The material below should be written out in full and exactly; pictures stay out of the copy.

=== Data excerpts ===

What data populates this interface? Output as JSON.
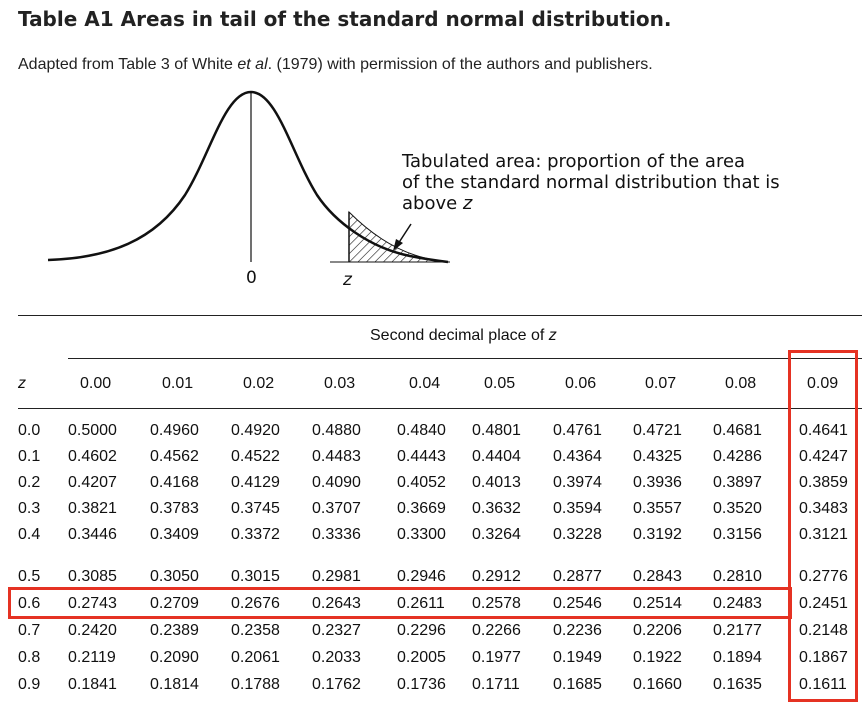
{
  "title": "Table A1  Areas in tail of the standard normal distribution.",
  "subtitle": {
    "before": "Adapted from Table 3 of White ",
    "italic": "et al",
    "after": ". (1979) with permission of the authors and publishers."
  },
  "figure": {
    "label_zero": "0",
    "label_z": "z",
    "caption_line1": "Tabulated area: proportion of the area",
    "caption_line2": "of the standard normal distribution that is",
    "caption_line3_prefix": "above ",
    "caption_line3_italic": "z"
  },
  "table": {
    "column_title_prefix": "Second decimal place of ",
    "column_title_italic": "z",
    "z_header": "z",
    "columns": [
      "0.00",
      "0.01",
      "0.02",
      "0.03",
      "0.04",
      "0.05",
      "0.06",
      "0.07",
      "0.08",
      "0.09"
    ],
    "rows": [
      {
        "z": "0.0",
        "values": [
          "0.5000",
          "0.4960",
          "0.4920",
          "0.4880",
          "0.4840",
          "0.4801",
          "0.4761",
          "0.4721",
          "0.4681",
          "0.4641"
        ]
      },
      {
        "z": "0.1",
        "values": [
          "0.4602",
          "0.4562",
          "0.4522",
          "0.4483",
          "0.4443",
          "0.4404",
          "0.4364",
          "0.4325",
          "0.4286",
          "0.4247"
        ]
      },
      {
        "z": "0.2",
        "values": [
          "0.4207",
          "0.4168",
          "0.4129",
          "0.4090",
          "0.4052",
          "0.4013",
          "0.3974",
          "0.3936",
          "0.3897",
          "0.3859"
        ]
      },
      {
        "z": "0.3",
        "values": [
          "0.3821",
          "0.3783",
          "0.3745",
          "0.3707",
          "0.3669",
          "0.3632",
          "0.3594",
          "0.3557",
          "0.3520",
          "0.3483"
        ]
      },
      {
        "z": "0.4",
        "values": [
          "0.3446",
          "0.3409",
          "0.3372",
          "0.3336",
          "0.3300",
          "0.3264",
          "0.3228",
          "0.3192",
          "0.3156",
          "0.3121"
        ]
      },
      {
        "z": "0.5",
        "values": [
          "0.3085",
          "0.3050",
          "0.3015",
          "0.2981",
          "0.2946",
          "0.2912",
          "0.2877",
          "0.2843",
          "0.2810",
          "0.2776"
        ]
      },
      {
        "z": "0.6",
        "values": [
          "0.2743",
          "0.2709",
          "0.2676",
          "0.2643",
          "0.2611",
          "0.2578",
          "0.2546",
          "0.2514",
          "0.2483",
          "0.2451"
        ]
      },
      {
        "z": "0.7",
        "values": [
          "0.2420",
          "0.2389",
          "0.2358",
          "0.2327",
          "0.2296",
          "0.2266",
          "0.2236",
          "0.2206",
          "0.2177",
          "0.2148"
        ]
      },
      {
        "z": "0.8",
        "values": [
          "0.2119",
          "0.2090",
          "0.2061",
          "0.2033",
          "0.2005",
          "0.1977",
          "0.1949",
          "0.1922",
          "0.1894",
          "0.1867"
        ]
      },
      {
        "z": "0.9",
        "values": [
          "0.1841",
          "0.1814",
          "0.1788",
          "0.1762",
          "0.1736",
          "0.1711",
          "0.1685",
          "0.1660",
          "0.1635",
          "0.1611"
        ]
      }
    ],
    "highlight": {
      "row": "0.6",
      "column": "0.09",
      "color": "#e53223"
    }
  }
}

===

■ Finished answer:
What data populates this interface? Output as JSON.
{
  "title": "Table A1  Areas in tail of the standard normal distribution.",
  "subtitle": {
    "before": "Adapted from Table 3 of White ",
    "italic": "et al",
    "after": ". (1979) with permission of the authors and publishers."
  },
  "figure": {
    "label_zero": "0",
    "label_z": "z",
    "caption_line1": "Tabulated area: proportion of the area",
    "caption_line2": "of the standard normal distribution that is",
    "caption_line3_prefix": "above ",
    "caption_line3_italic": "z"
  },
  "table": {
    "column_title_prefix": "Second decimal place of ",
    "column_title_italic": "z",
    "z_header": "z",
    "columns": [
      "0.00",
      "0.01",
      "0.02",
      "0.03",
      "0.04",
      "0.05",
      "0.06",
      "0.07",
      "0.08",
      "0.09"
    ],
    "rows": [
      {
        "z": "0.0",
        "values": [
          "0.5000",
          "0.4960",
          "0.4920",
          "0.4880",
          "0.4840",
          "0.4801",
          "0.4761",
          "0.4721",
          "0.4681",
          "0.4641"
        ]
      },
      {
        "z": "0.1",
        "values": [
          "0.4602",
          "0.4562",
          "0.4522",
          "0.4483",
          "0.4443",
          "0.4404",
          "0.4364",
          "0.4325",
          "0.4286",
          "0.4247"
        ]
      },
      {
        "z": "0.2",
        "values": [
          "0.4207",
          "0.4168",
          "0.4129",
          "0.4090",
          "0.4052",
          "0.4013",
          "0.3974",
          "0.3936",
          "0.3897",
          "0.3859"
        ]
      },
      {
        "z": "0.3",
        "values": [
          "0.3821",
          "0.3783",
          "0.3745",
          "0.3707",
          "0.3669",
          "0.3632",
          "0.3594",
          "0.3557",
          "0.3520",
          "0.3483"
        ]
      },
      {
        "z": "0.4",
        "values": [
          "0.3446",
          "0.3409",
          "0.3372",
          "0.3336",
          "0.3300",
          "0.3264",
          "0.3228",
          "0.3192",
          "0.3156",
          "0.3121"
        ]
      },
      {
        "z": "0.5",
        "values": [
          "0.3085",
          "0.3050",
          "0.3015",
          "0.2981",
          "0.2946",
          "0.2912",
          "0.2877",
          "0.2843",
          "0.2810",
          "0.2776"
        ]
      },
      {
        "z": "0.6",
        "values": [
          "0.2743",
          "0.2709",
          "0.2676",
          "0.2643",
          "0.2611",
          "0.2578",
          "0.2546",
          "0.2514",
          "0.2483",
          "0.2451"
        ]
      },
      {
        "z": "0.7",
        "values": [
          "0.2420",
          "0.2389",
          "0.2358",
          "0.2327",
          "0.2296",
          "0.2266",
          "0.2236",
          "0.2206",
          "0.2177",
          "0.2148"
        ]
      },
      {
        "z": "0.8",
        "values": [
          "0.2119",
          "0.2090",
          "0.2061",
          "0.2033",
          "0.2005",
          "0.1977",
          "0.1949",
          "0.1922",
          "0.1894",
          "0.1867"
        ]
      },
      {
        "z": "0.9",
        "values": [
          "0.1841",
          "0.1814",
          "0.1788",
          "0.1762",
          "0.1736",
          "0.1711",
          "0.1685",
          "0.1660",
          "0.1635",
          "0.1611"
        ]
      }
    ],
    "highlight": {
      "row": "0.6",
      "column": "0.09",
      "color": "#e53223"
    }
  }
}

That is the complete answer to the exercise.